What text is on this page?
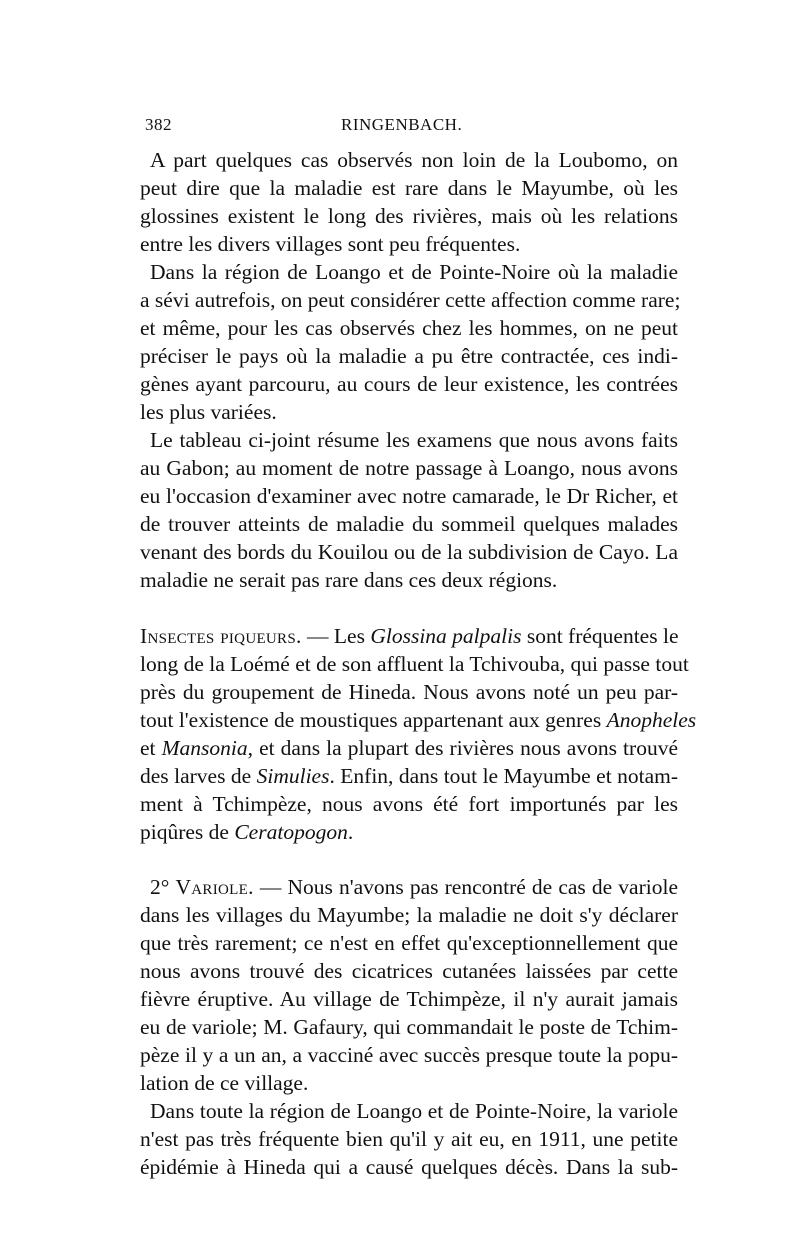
382	RINGENBACH.

A part quelques cas observés non loin de la Loubomo, on
peut dire que la maladie est rare dans le Mayumbe, où les
glossines existent le long des rivières, mais où les relations
entre les divers villages sont peu fréquentes.

Dans la région de Loango et de Pointe-Noire où la maladie
a sévi autrefois, on peut considérer cette affection comme rare;
et même, pour les cas observés chez les hommes, on ne peut
préciser le pays où la maladie a pu être contractée, ces indi-
gènes ayant parcouru, au cours de leur existence, les contrées
les plus variées.

Le tableau ci-joint résume les examens que nous avons faits
au Gabon; au moment de notre passage à Loango, nous avons
eu l'occasion d'examiner avec notre camarade, le Dr Richer, et
de trouver atteints de maladie du sommeil quelques malades
venant des bords du Kouilou ou de la subdivision de Cayo. La
maladie ne serait pas rare dans ces deux régions.

Insectes piqueurs. — Les Glossina palpalis sont fréquentes le
long de la Loémé et de son affluent la Tchivouba, qui passe tout
près du groupement de Hineda. Nous avons noté un peu par-
tout l'existence de moustiques appartenant aux genres Anopheles
et Mansonia, et dans la plupart des rivières nous avons trouvé
des larves de Simulies. Enfin, dans tout le Mayumbe et notam-
ment à Tchimpèze, nous avons été fort importunés par les
piqûres de Ceratopogon.

2° Variole. — Nous n'avons pas rencontré de cas de variole
dans les villages du Mayumbe; la maladie ne doit s'y déclarer
que très rarement; ce n'est en effet qu'exceptionnellement que
nous avons trouvé des cicatrices cutanées laissées par cette
fièvre éruptive. Au village de Tchimpèze, il n'y aurait jamais
eu de variole; M. Gafaury, qui commandait le poste de Tchim-
pèze il y a un an, a vacciné avec succès presque toute la popu-
lation de ce village.

Dans toute la région de Loango et de Pointe-Noire, la variole
n'est pas très fréquente bien qu'il y ait eu, en 1911, une petite
épidémie à Hineda qui a causé quelques décès. Dans la sub-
***
* Short exercise
Copy every line above word for word and exclude the pictures.

* Exercise solution
What text is on this page?
382	RINGENBACH.

A part quelques cas observés non loin de la Loubomo, on
peut dire que la maladie est rare dans le Mayumbe, où les
glossines existent le long des rivières, mais où les relations
entre les divers villages sont peu fréquentes.

Dans la région de Loango et de Pointe-Noire où la maladie
a sévi autrefois, on peut considérer cette affection comme rare;
et même, pour les cas observés chez les hommes, on ne peut
préciser le pays où la maladie a pu être contractée, ces indi-
gènes ayant parcouru, au cours de leur existence, les contrées
les plus variées.

Le tableau ci-joint résume les examens que nous avons faits
au Gabon; au moment de notre passage à Loango, nous avons
eu l'occasion d'examiner avec notre camarade, le Dr Richer, et
de trouver atteints de maladie du sommeil quelques malades
venant des bords du Kouilou ou de la subdivision de Cayo. La
maladie ne serait pas rare dans ces deux régions.

Insectes piqueurs. — Les Glossina palpalis sont fréquentes le
long de la Loémé et de son affluent la Tchivouba, qui passe tout
près du groupement de Hineda. Nous avons noté un peu par-
tout l'existence de moustiques appartenant aux genres Anopheles
et Mansonia, et dans la plupart des rivières nous avons trouvé
des larves de Simulies. Enfin, dans tout le Mayumbe et notam-
ment à Tchimpèze, nous avons été fort importunés par les
piqûres de Ceratopogon.

2° Variole. — Nous n'avons pas rencontré de cas de variole
dans les villages du Mayumbe; la maladie ne doit s'y déclarer
que très rarement; ce n'est en effet qu'exceptionnellement que
nous avons trouvé des cicatrices cutanées laissées par cette
fièvre éruptive. Au village de Tchimpèze, il n'y aurait jamais
eu de variole; M. Gafaury, qui commandait le poste de Tchim-
pèze il y a un an, a vacciné avec succès presque toute la popu-
lation de ce village.

Dans toute la région de Loango et de Pointe-Noire, la variole
n'est pas très fréquente bien qu'il y ait eu, en 1911, une petite
épidémie à Hineda qui a causé quelques décès. Dans la sub-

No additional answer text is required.